* _What needs to be done_:
Transcribe all of the material below word for word and leave out its pictures.

- - - -

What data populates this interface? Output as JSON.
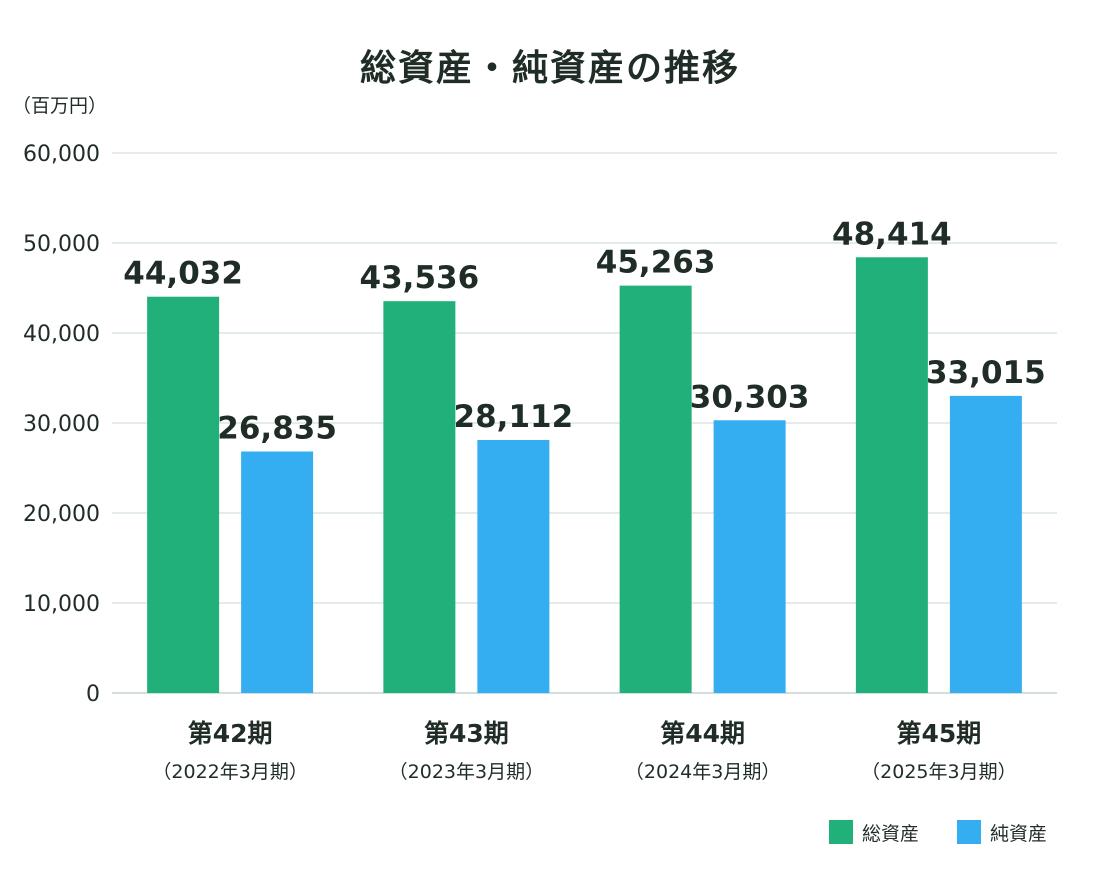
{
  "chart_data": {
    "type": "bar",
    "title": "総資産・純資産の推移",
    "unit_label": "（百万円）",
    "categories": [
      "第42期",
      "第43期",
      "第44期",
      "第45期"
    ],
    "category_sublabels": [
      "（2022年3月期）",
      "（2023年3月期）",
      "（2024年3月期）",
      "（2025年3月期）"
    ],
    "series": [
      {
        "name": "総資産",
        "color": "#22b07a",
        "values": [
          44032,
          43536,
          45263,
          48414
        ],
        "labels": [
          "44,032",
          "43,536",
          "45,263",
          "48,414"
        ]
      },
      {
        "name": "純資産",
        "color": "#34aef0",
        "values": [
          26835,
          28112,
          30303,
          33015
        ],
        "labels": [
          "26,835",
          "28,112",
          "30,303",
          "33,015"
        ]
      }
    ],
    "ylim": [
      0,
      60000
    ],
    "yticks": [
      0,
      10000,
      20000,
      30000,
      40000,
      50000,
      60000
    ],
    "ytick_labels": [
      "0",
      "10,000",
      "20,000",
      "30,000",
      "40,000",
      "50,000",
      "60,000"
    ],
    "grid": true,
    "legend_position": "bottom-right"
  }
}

- - - -

* _Exercise output_:
What data populates this interface? Output as JSON.
{
  "chart_data": {
    "type": "bar",
    "title": "総資産・純資産の推移",
    "unit_label": "（百万円）",
    "categories": [
      "第42期",
      "第43期",
      "第44期",
      "第45期"
    ],
    "category_sublabels": [
      "（2022年3月期）",
      "（2023年3月期）",
      "（2024年3月期）",
      "（2025年3月期）"
    ],
    "series": [
      {
        "name": "総資産",
        "color": "#22b07a",
        "values": [
          44032,
          43536,
          45263,
          48414
        ],
        "labels": [
          "44,032",
          "43,536",
          "45,263",
          "48,414"
        ]
      },
      {
        "name": "純資産",
        "color": "#34aef0",
        "values": [
          26835,
          28112,
          30303,
          33015
        ],
        "labels": [
          "26,835",
          "28,112",
          "30,303",
          "33,015"
        ]
      }
    ],
    "ylim": [
      0,
      60000
    ],
    "yticks": [
      0,
      10000,
      20000,
      30000,
      40000,
      50000,
      60000
    ],
    "ytick_labels": [
      "0",
      "10,000",
      "20,000",
      "30,000",
      "40,000",
      "50,000",
      "60,000"
    ],
    "grid": true,
    "legend_position": "bottom-right"
  }
}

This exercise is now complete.